## The task
Copy the records from their start down to the line containing "title-row: 轮胎主要原料、助剂及辅料价格动态统计表 xyxy=(3,3,681,29)", swapping "cell-market" for "cell-region" and changing nothing else.

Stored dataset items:
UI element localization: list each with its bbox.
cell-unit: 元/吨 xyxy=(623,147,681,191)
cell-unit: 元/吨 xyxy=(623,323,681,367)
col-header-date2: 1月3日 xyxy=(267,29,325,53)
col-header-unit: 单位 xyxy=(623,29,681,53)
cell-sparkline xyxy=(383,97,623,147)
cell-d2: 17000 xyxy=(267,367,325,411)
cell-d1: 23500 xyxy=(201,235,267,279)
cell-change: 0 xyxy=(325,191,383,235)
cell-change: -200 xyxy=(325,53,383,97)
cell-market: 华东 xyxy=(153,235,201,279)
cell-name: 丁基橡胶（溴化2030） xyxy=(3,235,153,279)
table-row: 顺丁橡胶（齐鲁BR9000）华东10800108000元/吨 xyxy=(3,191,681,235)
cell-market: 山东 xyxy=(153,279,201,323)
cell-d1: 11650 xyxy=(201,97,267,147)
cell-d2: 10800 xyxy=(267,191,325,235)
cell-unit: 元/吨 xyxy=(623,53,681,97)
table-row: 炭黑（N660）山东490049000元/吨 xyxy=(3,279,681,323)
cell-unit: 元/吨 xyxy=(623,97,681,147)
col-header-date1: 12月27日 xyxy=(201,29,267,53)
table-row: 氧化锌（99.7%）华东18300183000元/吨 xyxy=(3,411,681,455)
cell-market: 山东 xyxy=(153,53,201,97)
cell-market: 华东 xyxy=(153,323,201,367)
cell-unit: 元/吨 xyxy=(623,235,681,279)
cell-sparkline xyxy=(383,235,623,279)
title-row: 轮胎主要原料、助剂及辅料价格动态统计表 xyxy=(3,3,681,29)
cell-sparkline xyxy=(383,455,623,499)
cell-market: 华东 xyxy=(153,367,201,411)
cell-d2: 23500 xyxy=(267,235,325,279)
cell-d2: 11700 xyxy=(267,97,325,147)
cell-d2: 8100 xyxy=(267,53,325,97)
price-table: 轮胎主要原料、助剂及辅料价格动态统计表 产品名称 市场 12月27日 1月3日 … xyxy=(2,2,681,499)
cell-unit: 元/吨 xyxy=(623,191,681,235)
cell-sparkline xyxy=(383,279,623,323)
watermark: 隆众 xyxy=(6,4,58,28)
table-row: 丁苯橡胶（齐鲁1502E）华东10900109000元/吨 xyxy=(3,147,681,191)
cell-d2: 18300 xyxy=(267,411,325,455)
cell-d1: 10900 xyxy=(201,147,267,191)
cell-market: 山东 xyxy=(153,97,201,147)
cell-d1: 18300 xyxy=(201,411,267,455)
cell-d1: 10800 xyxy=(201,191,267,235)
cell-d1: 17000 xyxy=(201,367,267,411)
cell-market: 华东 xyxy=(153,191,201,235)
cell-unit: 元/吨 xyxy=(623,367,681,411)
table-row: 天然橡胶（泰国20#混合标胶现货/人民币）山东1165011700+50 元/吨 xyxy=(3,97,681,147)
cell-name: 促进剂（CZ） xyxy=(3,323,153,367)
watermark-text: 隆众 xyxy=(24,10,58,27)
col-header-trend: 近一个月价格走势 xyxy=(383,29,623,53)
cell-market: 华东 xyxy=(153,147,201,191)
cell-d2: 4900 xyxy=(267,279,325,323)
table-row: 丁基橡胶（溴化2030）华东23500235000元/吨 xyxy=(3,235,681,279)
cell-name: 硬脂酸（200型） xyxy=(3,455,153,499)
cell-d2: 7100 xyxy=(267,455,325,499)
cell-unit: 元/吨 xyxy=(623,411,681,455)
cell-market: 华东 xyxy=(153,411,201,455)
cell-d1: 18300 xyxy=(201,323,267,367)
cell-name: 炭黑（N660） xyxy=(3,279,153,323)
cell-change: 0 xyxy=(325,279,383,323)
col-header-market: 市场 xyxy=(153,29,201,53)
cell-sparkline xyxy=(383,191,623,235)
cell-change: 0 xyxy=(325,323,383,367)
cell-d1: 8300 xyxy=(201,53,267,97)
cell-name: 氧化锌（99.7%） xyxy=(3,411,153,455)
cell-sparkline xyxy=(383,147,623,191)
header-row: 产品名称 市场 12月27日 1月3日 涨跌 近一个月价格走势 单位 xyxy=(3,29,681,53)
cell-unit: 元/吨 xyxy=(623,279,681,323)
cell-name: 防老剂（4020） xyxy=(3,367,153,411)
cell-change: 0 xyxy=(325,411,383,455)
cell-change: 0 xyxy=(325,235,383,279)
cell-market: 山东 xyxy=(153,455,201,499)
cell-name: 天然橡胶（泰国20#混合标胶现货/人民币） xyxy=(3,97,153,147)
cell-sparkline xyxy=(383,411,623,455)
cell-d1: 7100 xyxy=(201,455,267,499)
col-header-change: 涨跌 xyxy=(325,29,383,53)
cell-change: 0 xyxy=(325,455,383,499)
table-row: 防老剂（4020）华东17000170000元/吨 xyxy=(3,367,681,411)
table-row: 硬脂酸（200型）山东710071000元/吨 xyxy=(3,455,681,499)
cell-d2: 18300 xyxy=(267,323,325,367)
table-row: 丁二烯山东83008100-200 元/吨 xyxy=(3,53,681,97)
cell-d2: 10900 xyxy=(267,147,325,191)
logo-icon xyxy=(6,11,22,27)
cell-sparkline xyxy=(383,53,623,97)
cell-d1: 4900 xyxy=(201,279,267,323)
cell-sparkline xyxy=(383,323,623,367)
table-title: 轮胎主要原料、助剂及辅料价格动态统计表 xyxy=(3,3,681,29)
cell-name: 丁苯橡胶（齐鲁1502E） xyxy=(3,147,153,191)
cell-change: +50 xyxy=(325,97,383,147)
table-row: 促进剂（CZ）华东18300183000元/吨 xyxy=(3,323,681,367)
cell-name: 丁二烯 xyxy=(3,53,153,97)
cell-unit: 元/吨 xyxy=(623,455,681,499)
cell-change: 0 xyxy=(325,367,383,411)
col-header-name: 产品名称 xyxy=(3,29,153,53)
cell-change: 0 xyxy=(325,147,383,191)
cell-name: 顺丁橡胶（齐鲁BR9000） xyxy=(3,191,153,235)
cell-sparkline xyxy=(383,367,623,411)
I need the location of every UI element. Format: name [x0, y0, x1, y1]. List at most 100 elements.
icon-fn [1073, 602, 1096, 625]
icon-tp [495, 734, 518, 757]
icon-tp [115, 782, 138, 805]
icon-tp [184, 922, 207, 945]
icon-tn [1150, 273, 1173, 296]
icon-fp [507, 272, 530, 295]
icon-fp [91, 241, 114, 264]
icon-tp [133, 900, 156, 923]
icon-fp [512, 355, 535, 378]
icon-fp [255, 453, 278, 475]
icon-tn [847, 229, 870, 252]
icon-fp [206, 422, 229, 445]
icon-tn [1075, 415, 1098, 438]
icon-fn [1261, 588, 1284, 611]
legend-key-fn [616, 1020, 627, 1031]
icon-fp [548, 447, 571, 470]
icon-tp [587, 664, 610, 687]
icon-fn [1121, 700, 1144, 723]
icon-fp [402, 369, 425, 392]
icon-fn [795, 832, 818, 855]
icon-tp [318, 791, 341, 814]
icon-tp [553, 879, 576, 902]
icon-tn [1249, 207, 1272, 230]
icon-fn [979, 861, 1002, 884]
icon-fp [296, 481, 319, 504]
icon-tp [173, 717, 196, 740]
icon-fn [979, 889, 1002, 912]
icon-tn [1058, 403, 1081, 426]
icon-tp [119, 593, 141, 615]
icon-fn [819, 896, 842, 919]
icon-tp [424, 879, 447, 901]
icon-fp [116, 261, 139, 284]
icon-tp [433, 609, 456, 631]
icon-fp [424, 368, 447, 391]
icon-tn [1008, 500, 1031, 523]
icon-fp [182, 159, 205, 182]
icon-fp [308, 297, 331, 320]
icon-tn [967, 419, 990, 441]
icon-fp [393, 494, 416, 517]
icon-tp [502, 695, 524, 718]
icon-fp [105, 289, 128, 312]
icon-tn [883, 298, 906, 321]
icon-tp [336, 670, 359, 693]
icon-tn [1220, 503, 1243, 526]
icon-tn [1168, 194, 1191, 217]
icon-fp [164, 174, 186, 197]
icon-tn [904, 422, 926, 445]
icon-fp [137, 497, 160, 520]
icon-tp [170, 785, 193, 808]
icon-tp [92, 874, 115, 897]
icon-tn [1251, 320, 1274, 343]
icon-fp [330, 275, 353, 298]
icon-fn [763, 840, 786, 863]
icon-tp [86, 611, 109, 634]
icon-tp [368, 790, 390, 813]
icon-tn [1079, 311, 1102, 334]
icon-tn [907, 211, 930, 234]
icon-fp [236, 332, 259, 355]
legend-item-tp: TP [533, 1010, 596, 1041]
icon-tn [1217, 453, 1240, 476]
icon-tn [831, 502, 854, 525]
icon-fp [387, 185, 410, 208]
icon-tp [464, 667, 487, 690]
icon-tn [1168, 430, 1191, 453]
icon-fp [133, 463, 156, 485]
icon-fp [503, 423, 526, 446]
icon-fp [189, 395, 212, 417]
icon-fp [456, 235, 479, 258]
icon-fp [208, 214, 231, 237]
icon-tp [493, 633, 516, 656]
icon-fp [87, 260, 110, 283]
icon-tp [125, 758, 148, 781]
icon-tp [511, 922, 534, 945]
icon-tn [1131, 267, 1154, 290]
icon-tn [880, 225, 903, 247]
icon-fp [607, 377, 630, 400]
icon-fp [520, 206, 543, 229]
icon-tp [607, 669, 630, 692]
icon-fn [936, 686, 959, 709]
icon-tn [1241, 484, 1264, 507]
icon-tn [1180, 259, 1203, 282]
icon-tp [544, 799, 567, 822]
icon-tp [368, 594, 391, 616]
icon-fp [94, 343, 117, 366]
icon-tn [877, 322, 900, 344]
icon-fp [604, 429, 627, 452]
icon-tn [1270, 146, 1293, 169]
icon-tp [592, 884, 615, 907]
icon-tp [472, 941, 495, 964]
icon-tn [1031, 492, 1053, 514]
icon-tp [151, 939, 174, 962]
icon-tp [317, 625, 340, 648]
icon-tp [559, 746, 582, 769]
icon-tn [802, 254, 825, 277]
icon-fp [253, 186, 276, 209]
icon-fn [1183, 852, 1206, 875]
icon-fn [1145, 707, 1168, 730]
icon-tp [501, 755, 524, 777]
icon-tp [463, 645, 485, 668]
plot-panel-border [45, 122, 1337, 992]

## Solution for this task
UI element localization: list each with its bbox.
cell-unit: 元/吨 xyxy=(623,147,681,191)
cell-unit: 元/吨 xyxy=(623,323,681,367)
col-header-date2: 1月3日 xyxy=(267,29,325,53)
col-header-unit: 单位 xyxy=(623,29,681,53)
cell-sparkline xyxy=(383,97,623,147)
cell-d2: 17000 xyxy=(267,367,325,411)
cell-d1: 23500 xyxy=(201,235,267,279)
cell-change: 0 xyxy=(325,191,383,235)
cell-change: -200 xyxy=(325,53,383,97)
cell-region: 华东 xyxy=(153,235,201,279)
cell-name: 丁基橡胶（溴化2030） xyxy=(3,235,153,279)
table-row: 顺丁橡胶（齐鲁BR9000）华东10800108000元/吨 xyxy=(3,191,681,235)
cell-region: 山东 xyxy=(153,279,201,323)
cell-d1: 11650 xyxy=(201,97,267,147)
cell-d2: 10800 xyxy=(267,191,325,235)
cell-unit: 元/吨 xyxy=(623,53,681,97)
table-row: 炭黑（N660）山东490049000元/吨 xyxy=(3,279,681,323)
cell-unit: 元/吨 xyxy=(623,97,681,147)
col-header-date1: 12月27日 xyxy=(201,29,267,53)
table-row: 氧化锌（99.7%）华东18300183000元/吨 xyxy=(3,411,681,455)
cell-region: 山东 xyxy=(153,53,201,97)
cell-region: 华东 xyxy=(153,323,201,367)
cell-unit: 元/吨 xyxy=(623,235,681,279)
cell-sparkline xyxy=(383,235,623,279)
title-row: 轮胎主要原料、助剂及辅料价格动态统计表 xyxy=(3,3,681,29)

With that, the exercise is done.